Visual layout rows
>> begin

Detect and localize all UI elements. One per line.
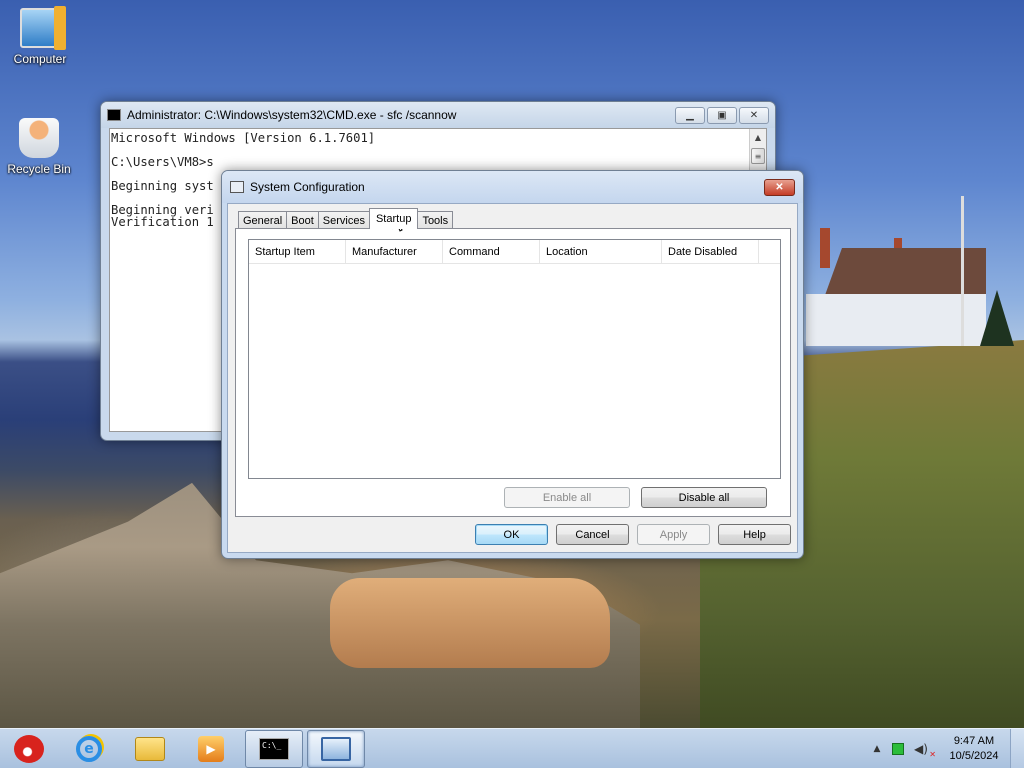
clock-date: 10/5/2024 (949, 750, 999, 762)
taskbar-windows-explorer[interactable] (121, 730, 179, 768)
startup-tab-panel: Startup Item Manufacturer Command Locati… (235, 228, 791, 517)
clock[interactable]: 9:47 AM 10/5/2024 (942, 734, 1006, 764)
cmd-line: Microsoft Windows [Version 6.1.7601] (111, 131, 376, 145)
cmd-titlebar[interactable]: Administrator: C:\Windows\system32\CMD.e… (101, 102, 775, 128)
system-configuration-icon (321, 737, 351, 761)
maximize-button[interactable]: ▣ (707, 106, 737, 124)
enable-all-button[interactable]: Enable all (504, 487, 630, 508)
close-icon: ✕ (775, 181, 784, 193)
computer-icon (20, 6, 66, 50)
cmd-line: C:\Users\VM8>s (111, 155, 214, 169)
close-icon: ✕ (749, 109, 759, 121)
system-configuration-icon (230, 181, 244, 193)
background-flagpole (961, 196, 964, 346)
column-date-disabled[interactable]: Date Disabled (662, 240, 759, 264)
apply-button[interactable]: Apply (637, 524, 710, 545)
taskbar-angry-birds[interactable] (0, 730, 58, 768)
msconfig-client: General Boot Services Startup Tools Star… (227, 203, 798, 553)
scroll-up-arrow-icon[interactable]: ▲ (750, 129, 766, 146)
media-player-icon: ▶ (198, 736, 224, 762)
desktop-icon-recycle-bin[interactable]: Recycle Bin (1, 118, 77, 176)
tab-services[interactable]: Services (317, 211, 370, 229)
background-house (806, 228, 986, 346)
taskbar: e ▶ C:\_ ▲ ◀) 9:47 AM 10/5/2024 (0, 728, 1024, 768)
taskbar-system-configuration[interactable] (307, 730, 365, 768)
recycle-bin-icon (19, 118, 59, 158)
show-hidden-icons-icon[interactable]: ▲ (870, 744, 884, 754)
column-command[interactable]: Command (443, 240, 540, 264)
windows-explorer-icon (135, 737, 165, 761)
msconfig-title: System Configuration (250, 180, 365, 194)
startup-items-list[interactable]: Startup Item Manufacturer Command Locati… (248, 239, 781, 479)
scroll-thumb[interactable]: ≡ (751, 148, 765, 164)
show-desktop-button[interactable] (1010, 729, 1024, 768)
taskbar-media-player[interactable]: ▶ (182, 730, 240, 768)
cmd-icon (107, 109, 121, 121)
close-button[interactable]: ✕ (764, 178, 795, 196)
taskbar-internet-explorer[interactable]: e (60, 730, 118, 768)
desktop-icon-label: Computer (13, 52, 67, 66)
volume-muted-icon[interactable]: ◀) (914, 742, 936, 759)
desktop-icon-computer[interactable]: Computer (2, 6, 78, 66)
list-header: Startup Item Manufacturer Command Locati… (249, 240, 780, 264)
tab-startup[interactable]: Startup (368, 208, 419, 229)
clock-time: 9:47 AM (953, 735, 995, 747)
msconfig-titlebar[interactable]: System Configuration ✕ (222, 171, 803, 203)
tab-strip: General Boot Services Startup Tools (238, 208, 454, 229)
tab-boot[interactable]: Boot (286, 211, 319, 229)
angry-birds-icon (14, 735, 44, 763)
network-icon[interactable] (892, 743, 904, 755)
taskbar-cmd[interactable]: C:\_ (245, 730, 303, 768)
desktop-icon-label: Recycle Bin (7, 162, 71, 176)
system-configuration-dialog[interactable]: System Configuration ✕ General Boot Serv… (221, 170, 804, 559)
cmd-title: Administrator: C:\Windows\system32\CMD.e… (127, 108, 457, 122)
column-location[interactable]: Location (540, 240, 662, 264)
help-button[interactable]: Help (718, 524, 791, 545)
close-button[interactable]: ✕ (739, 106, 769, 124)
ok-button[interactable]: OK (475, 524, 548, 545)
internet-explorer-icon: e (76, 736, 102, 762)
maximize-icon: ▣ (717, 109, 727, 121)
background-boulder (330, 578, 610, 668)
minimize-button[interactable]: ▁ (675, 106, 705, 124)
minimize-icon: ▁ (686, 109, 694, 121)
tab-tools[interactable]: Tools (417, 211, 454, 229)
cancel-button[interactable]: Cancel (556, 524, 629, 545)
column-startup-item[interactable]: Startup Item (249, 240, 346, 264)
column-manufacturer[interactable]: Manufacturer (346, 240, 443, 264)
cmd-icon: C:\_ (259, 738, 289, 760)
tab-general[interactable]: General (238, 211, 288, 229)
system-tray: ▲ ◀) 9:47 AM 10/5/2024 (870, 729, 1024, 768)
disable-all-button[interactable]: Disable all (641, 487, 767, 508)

>> end
>> begin

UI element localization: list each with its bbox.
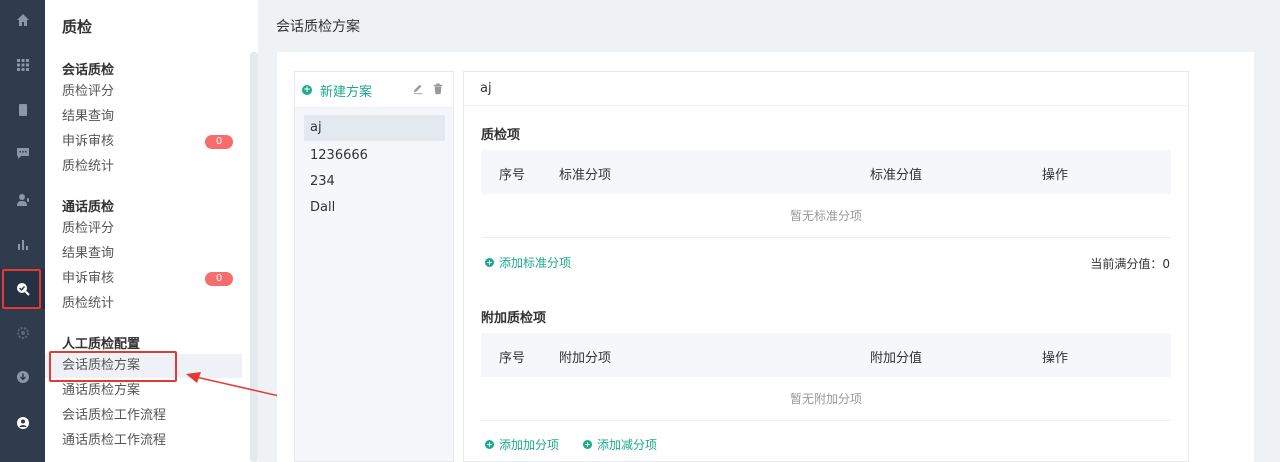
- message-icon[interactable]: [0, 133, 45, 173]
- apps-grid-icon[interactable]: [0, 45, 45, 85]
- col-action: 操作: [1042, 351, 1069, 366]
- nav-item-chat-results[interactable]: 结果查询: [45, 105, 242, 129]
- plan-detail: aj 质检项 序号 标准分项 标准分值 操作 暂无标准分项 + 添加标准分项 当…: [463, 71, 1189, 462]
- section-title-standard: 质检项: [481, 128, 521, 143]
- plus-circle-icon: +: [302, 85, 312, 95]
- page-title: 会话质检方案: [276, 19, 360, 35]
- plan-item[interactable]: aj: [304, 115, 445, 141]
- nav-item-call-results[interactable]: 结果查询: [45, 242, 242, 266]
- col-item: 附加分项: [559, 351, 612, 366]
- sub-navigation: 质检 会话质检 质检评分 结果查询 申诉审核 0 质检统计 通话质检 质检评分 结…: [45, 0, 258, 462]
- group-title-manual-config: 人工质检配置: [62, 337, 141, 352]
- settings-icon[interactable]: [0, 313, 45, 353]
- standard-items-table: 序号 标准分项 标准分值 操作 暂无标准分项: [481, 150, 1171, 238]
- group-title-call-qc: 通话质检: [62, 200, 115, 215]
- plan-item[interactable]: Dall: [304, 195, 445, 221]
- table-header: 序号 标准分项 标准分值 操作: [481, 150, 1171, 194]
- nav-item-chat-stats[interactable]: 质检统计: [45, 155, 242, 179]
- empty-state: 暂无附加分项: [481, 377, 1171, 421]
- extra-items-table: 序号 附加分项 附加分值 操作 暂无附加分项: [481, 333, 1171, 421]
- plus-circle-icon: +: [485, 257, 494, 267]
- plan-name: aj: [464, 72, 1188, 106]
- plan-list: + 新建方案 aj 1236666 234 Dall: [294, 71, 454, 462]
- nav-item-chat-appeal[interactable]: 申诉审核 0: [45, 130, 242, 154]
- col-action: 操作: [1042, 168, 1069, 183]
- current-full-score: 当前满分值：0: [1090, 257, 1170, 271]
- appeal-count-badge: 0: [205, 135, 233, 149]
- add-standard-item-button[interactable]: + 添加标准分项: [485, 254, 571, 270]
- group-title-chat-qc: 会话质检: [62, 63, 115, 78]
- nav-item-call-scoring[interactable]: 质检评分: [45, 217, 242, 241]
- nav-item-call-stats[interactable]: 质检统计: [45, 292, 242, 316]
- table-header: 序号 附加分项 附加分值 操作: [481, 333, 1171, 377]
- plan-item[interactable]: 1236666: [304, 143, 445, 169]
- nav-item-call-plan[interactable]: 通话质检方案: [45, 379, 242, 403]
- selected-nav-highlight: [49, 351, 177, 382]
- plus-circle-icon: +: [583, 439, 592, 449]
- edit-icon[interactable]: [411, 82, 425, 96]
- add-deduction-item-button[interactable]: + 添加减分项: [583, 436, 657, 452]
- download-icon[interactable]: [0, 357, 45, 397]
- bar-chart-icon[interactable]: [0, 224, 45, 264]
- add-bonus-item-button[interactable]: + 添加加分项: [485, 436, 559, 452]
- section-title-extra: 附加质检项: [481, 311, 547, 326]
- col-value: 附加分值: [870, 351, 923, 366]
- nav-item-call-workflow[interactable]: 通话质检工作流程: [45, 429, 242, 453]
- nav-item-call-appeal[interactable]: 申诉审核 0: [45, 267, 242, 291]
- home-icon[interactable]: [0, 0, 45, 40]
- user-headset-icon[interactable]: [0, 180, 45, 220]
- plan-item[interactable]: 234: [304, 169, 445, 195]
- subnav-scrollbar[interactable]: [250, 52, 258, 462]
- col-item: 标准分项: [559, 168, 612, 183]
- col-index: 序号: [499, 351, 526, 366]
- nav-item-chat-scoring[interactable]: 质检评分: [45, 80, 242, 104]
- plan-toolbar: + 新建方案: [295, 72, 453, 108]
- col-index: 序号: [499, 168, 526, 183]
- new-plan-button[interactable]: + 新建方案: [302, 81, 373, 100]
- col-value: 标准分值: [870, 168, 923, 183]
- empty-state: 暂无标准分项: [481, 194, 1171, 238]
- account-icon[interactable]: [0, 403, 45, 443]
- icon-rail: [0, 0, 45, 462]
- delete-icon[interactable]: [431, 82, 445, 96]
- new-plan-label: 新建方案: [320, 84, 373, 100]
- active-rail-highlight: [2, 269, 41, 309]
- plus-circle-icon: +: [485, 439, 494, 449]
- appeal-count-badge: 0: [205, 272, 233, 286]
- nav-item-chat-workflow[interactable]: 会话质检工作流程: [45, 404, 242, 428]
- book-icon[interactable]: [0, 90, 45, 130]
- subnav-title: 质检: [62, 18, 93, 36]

>> end

Repeat the rows from the line containing "- message-icon[interactable]: [0, 133, 45, 173]" through the line containing "- plus-circle-icon: +: [302, 85, 312, 95]", including both of those lines.

# Output for this task
- message-icon[interactable]: [0, 133, 45, 173]
- apps-grid-icon[interactable]: [0, 45, 45, 85]
- col-action: 操作: [1042, 351, 1069, 366]
- nav-item-chat-results[interactable]: 结果查询: [45, 105, 242, 129]
- plan-detail: aj 质检项 序号 标准分项 标准分值 操作 暂无标准分项 + 添加标准分项 当…: [463, 71, 1189, 462]
- section-title-standard: 质检项: [481, 128, 521, 143]
- plus-circle-icon: +: [302, 85, 312, 95]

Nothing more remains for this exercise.